Exercise task: List each line of the data that holds the string "Meters", please.

Input for this task:
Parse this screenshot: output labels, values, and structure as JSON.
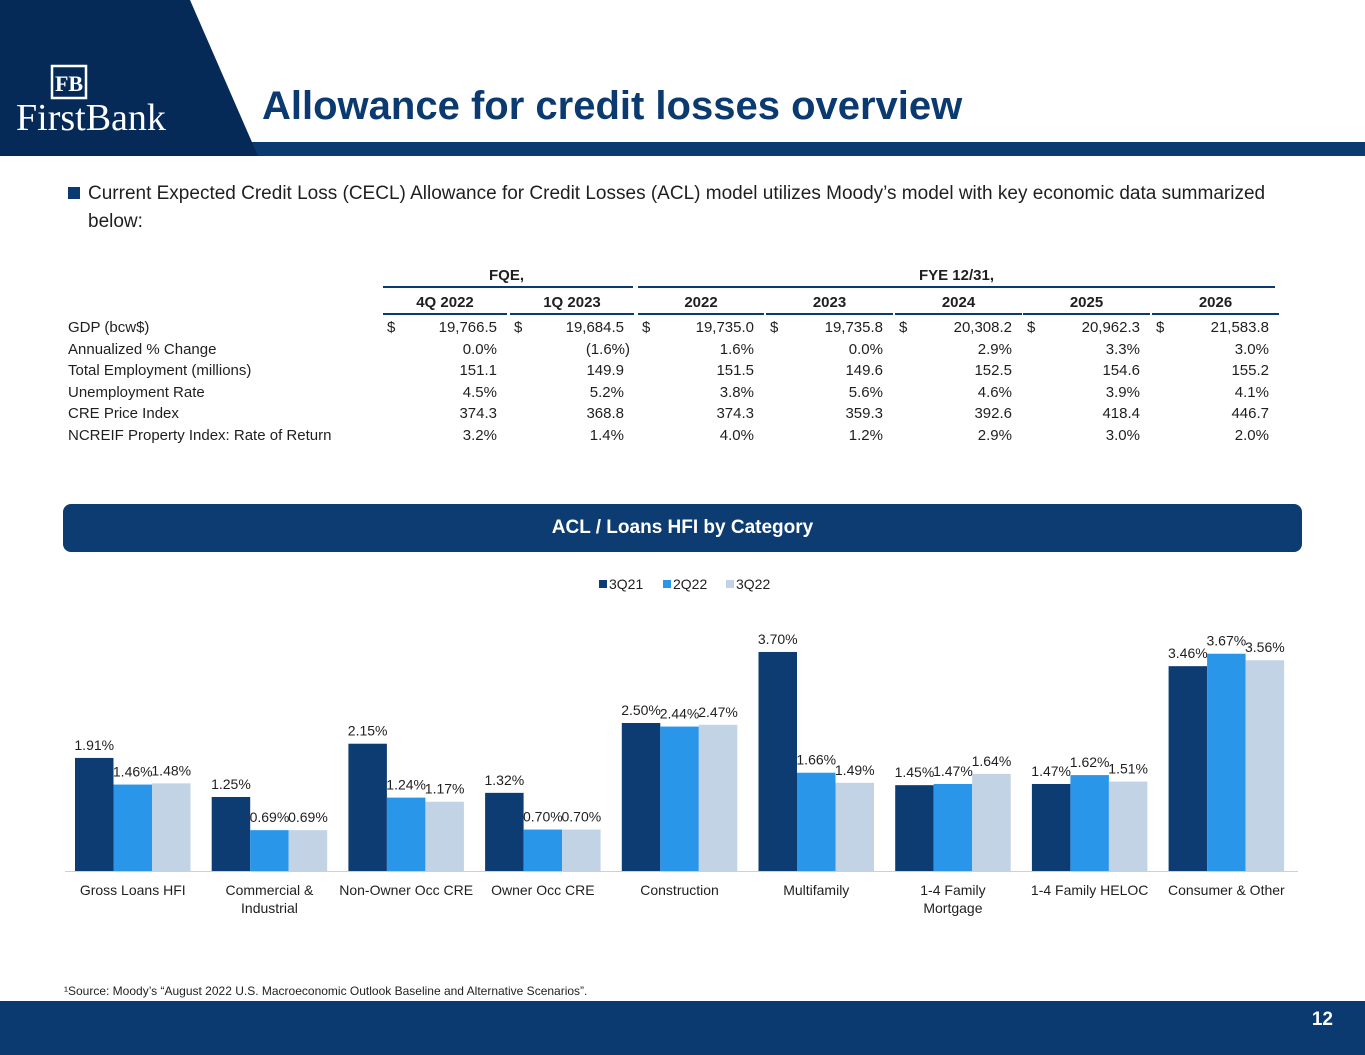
{
  "brand": {
    "logo_monogram": "FB",
    "logo_text": "FirstBank",
    "colors": {
      "navy": "#0b3a70",
      "dark_navy": "#052a58",
      "series_1": "#0d3c72",
      "series_2": "#2a96ea",
      "series_3": "#c3d3e6"
    }
  },
  "title": "Allowance for credit losses overview",
  "bullet": "Current Expected Credit Loss (CECL) Allowance for Credit Losses (ACL) model utilizes Moody’s model with key economic data summarized below:",
  "table": {
    "group_headers": [
      "FQE,",
      "FYE 12/31,"
    ],
    "columns": [
      "4Q 2022",
      "1Q 2023",
      "2022",
      "2023",
      "2024",
      "2025",
      "2026"
    ],
    "rows": [
      {
        "label": "GDP (bcw$)",
        "currency": "$",
        "values": [
          "19,766.5",
          "19,684.5",
          "19,735.0",
          "19,735.8",
          "20,308.2",
          "20,962.3",
          "21,583.8"
        ]
      },
      {
        "label": "Annualized % Change",
        "currency": "",
        "values": [
          "0.0%",
          "(1.6%)",
          "1.6%",
          "0.0%",
          "2.9%",
          "3.3%",
          "3.0%"
        ]
      },
      {
        "label": "Total Employment (millions)",
        "currency": "",
        "values": [
          "151.1",
          "149.9",
          "151.5",
          "149.6",
          "152.5",
          "154.6",
          "155.2"
        ]
      },
      {
        "label": "Unemployment Rate",
        "currency": "",
        "values": [
          "4.5%",
          "5.2%",
          "3.8%",
          "5.6%",
          "4.6%",
          "3.9%",
          "4.1%"
        ]
      },
      {
        "label": "CRE Price Index",
        "currency": "",
        "values": [
          "374.3",
          "368.8",
          "374.3",
          "359.3",
          "392.6",
          "418.4",
          "446.7"
        ]
      },
      {
        "label": "NCREIF Property Index: Rate of Return",
        "currency": "",
        "values": [
          "3.2%",
          "1.4%",
          "4.0%",
          "1.2%",
          "2.9%",
          "3.0%",
          "2.0%"
        ]
      }
    ]
  },
  "section_title": "ACL / Loans HFI by Category",
  "chart_data": {
    "type": "bar",
    "legend": "top-center",
    "categories": [
      "Gross Loans HFI",
      "Commercial & Industrial",
      "Non-Owner Occ CRE",
      "Owner Occ CRE",
      "Construction",
      "Multifamily",
      "1-4 Family Mortgage",
      "1-4 Family HELOC",
      "Consumer & Other"
    ],
    "series": [
      {
        "name": "3Q21",
        "color": "#0d3c72",
        "values": [
          1.91,
          1.25,
          2.15,
          1.32,
          2.5,
          3.7,
          1.45,
          1.47,
          3.46
        ],
        "labels": [
          "1.91%",
          "1.25%",
          "2.15%",
          "1.32%",
          "2.50%",
          "3.70%",
          "1.45%",
          "1.47%",
          "3.46%"
        ]
      },
      {
        "name": "2Q22",
        "color": "#2a96ea",
        "values": [
          1.46,
          0.69,
          1.24,
          0.7,
          2.44,
          1.66,
          1.47,
          1.62,
          3.67
        ],
        "labels": [
          "1.46%",
          "0.69%",
          "1.24%",
          "0.70%",
          "2.44%",
          "1.66%",
          "1.47%",
          "1.62%",
          "3.67%"
        ]
      },
      {
        "name": "3Q22",
        "color": "#c3d3e6",
        "values": [
          1.48,
          0.69,
          1.17,
          0.7,
          2.47,
          1.49,
          1.64,
          1.51,
          3.56
        ],
        "labels": [
          "1.48%",
          "0.69%",
          "1.17%",
          "0.70%",
          "2.47%",
          "1.49%",
          "1.64%",
          "1.51%",
          "3.56%"
        ]
      }
    ],
    "ylim": [
      0,
      4.0
    ]
  },
  "footnote": "¹Source: Moody’s “August 2022 U.S. Macroeconomic Outlook Baseline and Alternative Scenarios”.",
  "page_number": "12"
}
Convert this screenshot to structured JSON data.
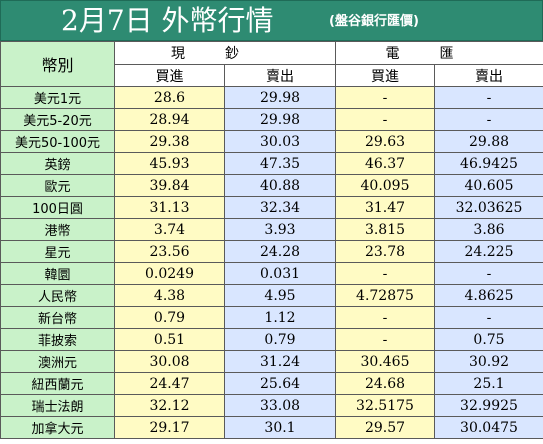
{
  "title": {
    "main": "2月7日 外幣行情",
    "sub": "(盤谷銀行匯價)"
  },
  "headers": {
    "currency": "幣別",
    "cash": "現鈔",
    "telegraphic": "電匯",
    "buy": "買進",
    "sell": "賣出"
  },
  "colors": {
    "title_bg": "#2e8b72",
    "name_bg": "#c9f2c9",
    "buy_bg": "#fffbc4",
    "sell_bg": "#d9e6ff"
  },
  "rows": [
    {
      "name": "美元1元",
      "cash_buy": "28.6",
      "cash_sell": "29.98",
      "tt_buy": "-",
      "tt_sell": "-"
    },
    {
      "name": "美元5-20元",
      "cash_buy": "28.94",
      "cash_sell": "29.98",
      "tt_buy": "-",
      "tt_sell": "-"
    },
    {
      "name": "美元50-100元",
      "cash_buy": "29.38",
      "cash_sell": "30.03",
      "tt_buy": "29.63",
      "tt_sell": "29.88"
    },
    {
      "name": "英鎊",
      "cash_buy": "45.93",
      "cash_sell": "47.35",
      "tt_buy": "46.37",
      "tt_sell": "46.9425"
    },
    {
      "name": "歐元",
      "cash_buy": "39.84",
      "cash_sell": "40.88",
      "tt_buy": "40.095",
      "tt_sell": "40.605"
    },
    {
      "name": "100日圓",
      "cash_buy": "31.13",
      "cash_sell": "32.34",
      "tt_buy": "31.47",
      "tt_sell": "32.03625"
    },
    {
      "name": "港幣",
      "cash_buy": "3.74",
      "cash_sell": "3.93",
      "tt_buy": "3.815",
      "tt_sell": "3.86"
    },
    {
      "name": "星元",
      "cash_buy": "23.56",
      "cash_sell": "24.28",
      "tt_buy": "23.78",
      "tt_sell": "24.225"
    },
    {
      "name": "韓圜",
      "cash_buy": "0.0249",
      "cash_sell": "0.031",
      "tt_buy": "-",
      "tt_sell": "-"
    },
    {
      "name": "人民幣",
      "cash_buy": "4.38",
      "cash_sell": "4.95",
      "tt_buy": "4.72875",
      "tt_sell": "4.8625"
    },
    {
      "name": "新台幣",
      "cash_buy": "0.79",
      "cash_sell": "1.12",
      "tt_buy": "-",
      "tt_sell": "-"
    },
    {
      "name": "菲披索",
      "cash_buy": "0.51",
      "cash_sell": "0.79",
      "tt_buy": "-",
      "tt_sell": "0.75"
    },
    {
      "name": "澳洲元",
      "cash_buy": "30.08",
      "cash_sell": "31.24",
      "tt_buy": "30.465",
      "tt_sell": "30.92"
    },
    {
      "name": "紐西蘭元",
      "cash_buy": "24.47",
      "cash_sell": "25.64",
      "tt_buy": "24.68",
      "tt_sell": "25.1"
    },
    {
      "name": "瑞士法朗",
      "cash_buy": "32.12",
      "cash_sell": "33.08",
      "tt_buy": "32.5175",
      "tt_sell": "32.9925"
    },
    {
      "name": "加拿大元",
      "cash_buy": "29.17",
      "cash_sell": "30.1",
      "tt_buy": "29.57",
      "tt_sell": "30.0475"
    }
  ]
}
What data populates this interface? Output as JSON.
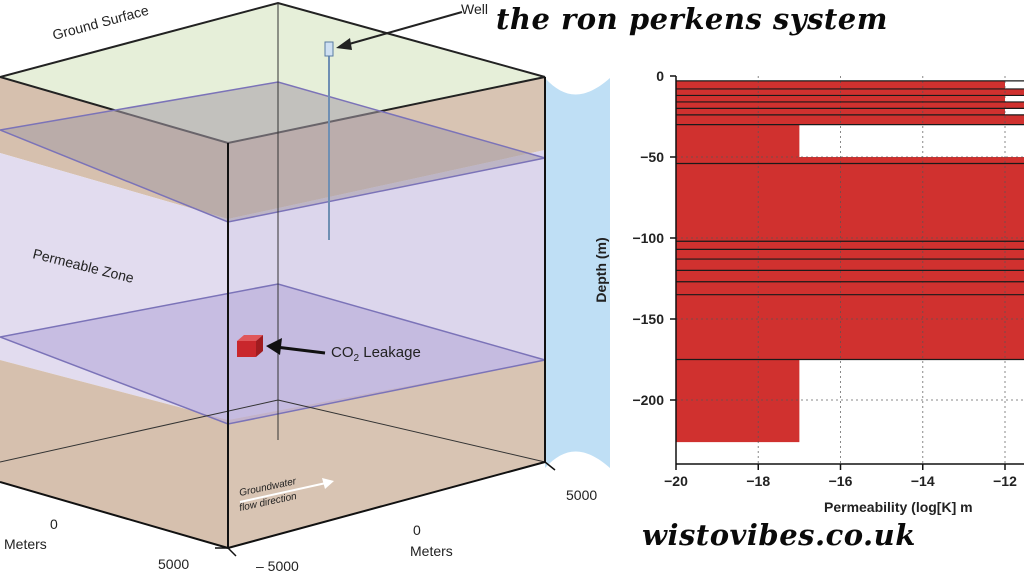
{
  "watermark": {
    "title": "the ron perkens system",
    "site": "wistovibes.co.uk"
  },
  "diagram": {
    "ground_surface": "Ground Surface",
    "well": "Well",
    "permeable_zone": "Permeable Zone",
    "leak_text": "CO",
    "leak_sub": "2",
    "leak_suffix": " Leakage",
    "flow_line1": "Groundwater",
    "flow_line2": "flow direction",
    "axis_a_zero": "0",
    "axis_a_unit": "Meters",
    "axis_a_end": "5000",
    "axis_b_zero": "0",
    "axis_b_unit": "Meters",
    "axis_b_right": "5000",
    "axis_b_left": "– 5000",
    "colors": {
      "ground_top": "#e6efd9",
      "soil": "#d8c4b3",
      "permeable": "#dcd6ec",
      "layer_plane": "#b6a9d9",
      "leak": "#c9272c",
      "connector": "#bfdff5"
    }
  },
  "chart_data": {
    "type": "bar",
    "orientation": "horizontal",
    "xlabel": "Permeability (log[K] m",
    "ylabel": "Depth (m)",
    "xlim": [
      -20,
      -12
    ],
    "ylim": [
      -226,
      0
    ],
    "xticks": [
      "−20",
      "−18",
      "−16",
      "−14",
      "−12"
    ],
    "yticks": [
      "0",
      "−50",
      "−100",
      "−150",
      "−200"
    ],
    "xtick_values": [
      -20,
      -18,
      -16,
      -14,
      -12
    ],
    "ytick_values": [
      0,
      -50,
      -100,
      -150,
      -200
    ],
    "grid": true,
    "color": "#d0312f",
    "layers": [
      {
        "top": -3,
        "bottom": -8,
        "value": -12
      },
      {
        "top": -8,
        "bottom": -12,
        "value": -11.5
      },
      {
        "top": -12,
        "bottom": -16,
        "value": -12
      },
      {
        "top": -16,
        "bottom": -20,
        "value": -11.5
      },
      {
        "top": -20,
        "bottom": -24,
        "value": -12
      },
      {
        "top": -24,
        "bottom": -30,
        "value": -11.5
      },
      {
        "top": -30,
        "bottom": -50,
        "value": -17
      },
      {
        "top": -50,
        "bottom": -54,
        "value": -11.5
      },
      {
        "top": -54,
        "bottom": -175,
        "value": -11.5
      },
      {
        "top": -175,
        "bottom": -226,
        "value": -17
      }
    ],
    "boundaries": [
      -3,
      -8,
      -12,
      -16,
      -20,
      -24,
      -30,
      -54,
      -102,
      -107,
      -113,
      -120,
      -127,
      -135,
      -175
    ]
  }
}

Output of the task:
    "axis_a_unit": "Meters",
    "axis_b_unit": "Meters",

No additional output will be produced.